Copy only the material from the line with "chart-annotations (65, 152, 776, 404)" up to and including the line with "time-tick-label: Oct (212, 455, 222, 461)", changing each "data-point" to "marker" and leaving everything else as it is.

_ _ _ _ _ _ _

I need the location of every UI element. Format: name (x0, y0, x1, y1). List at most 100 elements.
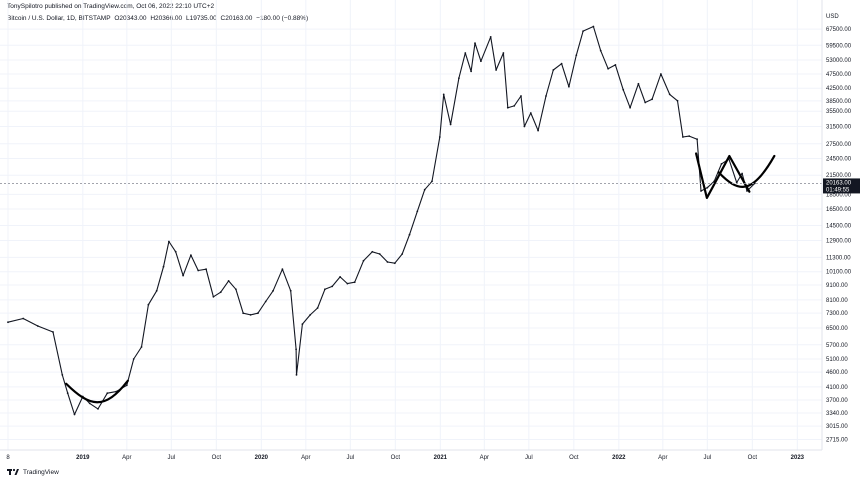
chart-annotations (65, 152, 776, 404)
price-tick-label: 14500.00 (826, 224, 852, 230)
data-point (309, 314, 312, 316)
data-point (205, 268, 208, 271)
data-point (162, 265, 165, 268)
time-tick-label: Jul (168, 455, 176, 461)
data-point (464, 52, 467, 54)
data-point (575, 54, 578, 57)
ohlc-close: C20163.00 (220, 15, 253, 22)
data-point (378, 253, 381, 255)
time-tick-label: Oct (212, 455, 222, 461)
data-point (552, 69, 555, 71)
data-point (560, 62, 563, 65)
annotation-arc (717, 154, 776, 188)
symbol-name[interactable]: Bitcoin / U.S. Dollar, 1D, BITSTAMP (7, 15, 111, 22)
data-point (316, 307, 319, 309)
data-point (235, 288, 237, 291)
data-point (442, 93, 445, 96)
data-point (438, 136, 441, 138)
price-tick-label: 4600.00 (826, 370, 848, 376)
data-point (637, 82, 640, 85)
price-tick-label: 10100.00 (826, 270, 852, 276)
time-tick-label: 8 (6, 455, 10, 461)
data-point (281, 268, 284, 271)
price-tick-label: 4100.00 (826, 385, 848, 391)
time-tick-label: Apr (301, 455, 310, 461)
data-point (22, 317, 25, 320)
data-point (431, 180, 433, 183)
data-point (393, 262, 396, 265)
time-tick-label: Jul (525, 455, 533, 461)
price-axis[interactable]: 67500.00 59500.00 53000.00 47500.00 42500.00… (821, 0, 852, 450)
data-point (470, 70, 472, 73)
data-point (132, 358, 135, 360)
data-point (513, 105, 516, 107)
price-tick-label: 9100.00 (826, 283, 848, 289)
data-point (660, 73, 662, 75)
data-point (249, 314, 252, 316)
time-tick-label: Oct (748, 455, 758, 461)
data-point (629, 106, 631, 109)
data-point (696, 138, 698, 141)
price-tick-label: 35500.00 (826, 109, 852, 115)
data-point (7, 321, 9, 324)
price-tick-label: 38500.00 (826, 99, 852, 105)
price-tick-label: 59500.00 (826, 43, 852, 49)
time-tick-label: Oct (569, 455, 579, 461)
data-point (289, 289, 292, 292)
data-point (622, 88, 625, 91)
data-point (140, 346, 143, 348)
data-point (168, 240, 170, 243)
price-tick-label: 16500.00 (826, 207, 852, 213)
symbol-info: Bitcoin / U.S. Dollar, 1D, BITSTAMP O203… (7, 15, 310, 22)
data-point (36, 325, 39, 327)
data-point (676, 99, 679, 102)
data-point (155, 289, 158, 292)
price-tick-label: 8100.00 (826, 298, 848, 304)
time-tick-label: 2019 (76, 455, 90, 461)
data-point (182, 274, 185, 277)
ohlc-open: O20343.00 (114, 15, 147, 22)
data-point (66, 392, 69, 395)
price-tick-label: 42500.00 (826, 86, 852, 92)
countdown-label: 01:49:55 (826, 187, 850, 193)
price-tick-label: 53000.00 (826, 58, 852, 64)
annotation-arc (65, 379, 129, 404)
price-tick-label: 3340.00 (826, 411, 848, 417)
data-point (353, 281, 356, 284)
data-point (362, 259, 365, 262)
chart-grid (0, 0, 822, 450)
data-point (197, 269, 200, 272)
data-point (331, 285, 334, 288)
data-point (668, 93, 671, 96)
data-point (339, 276, 341, 278)
data-point (408, 233, 411, 236)
time-tick-label: 2023 (791, 455, 805, 461)
time-tick-label: 2020 (255, 455, 269, 461)
data-point (523, 125, 526, 128)
time-axis[interactable]: 8 2019 Apr Jul Oct 2020 Apr Jul Oct 2021 Apr Jul Oct… (0, 449, 822, 461)
data-point (324, 288, 326, 291)
data-point (607, 67, 609, 70)
data-point (227, 280, 230, 282)
ohlc-change: −180.00 (−0.88%) (256, 15, 309, 22)
time-tick-label: 2021 (434, 455, 448, 461)
price-tick-label: 7300.00 (826, 311, 848, 317)
data-point (401, 253, 404, 255)
price-tick-label: 67500.00 (826, 27, 852, 33)
data-point (301, 323, 304, 325)
price-tick-label: 6500.00 (826, 326, 848, 332)
price-tick-label: 5100.00 (826, 357, 848, 363)
data-point (458, 77, 460, 79)
price-tick-label: 18500.00 (826, 192, 852, 198)
data-point (212, 295, 215, 298)
data-point (502, 52, 505, 54)
time-tick-label: 2022 (612, 455, 626, 461)
data-point (495, 69, 497, 71)
data-point (386, 261, 389, 263)
data-point (61, 374, 64, 376)
price-tick-label: 3015.00 (826, 424, 848, 430)
data-point (480, 60, 482, 63)
data-point (52, 331, 54, 333)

_ _ _ _ _ _ _

Written solution:
chart-annotations (65, 152, 776, 404)
price-tick-label: 14500.00 (826, 224, 852, 230)
marker (309, 314, 312, 316)
marker (205, 268, 208, 271)
marker (162, 265, 165, 268)
time-tick-label: Jul (168, 455, 176, 461)
marker (464, 52, 467, 54)
marker (575, 54, 578, 57)
ohlc-close: C20163.00 (220, 15, 253, 22)
marker (378, 253, 381, 255)
time-tick-label: Oct (212, 455, 222, 461)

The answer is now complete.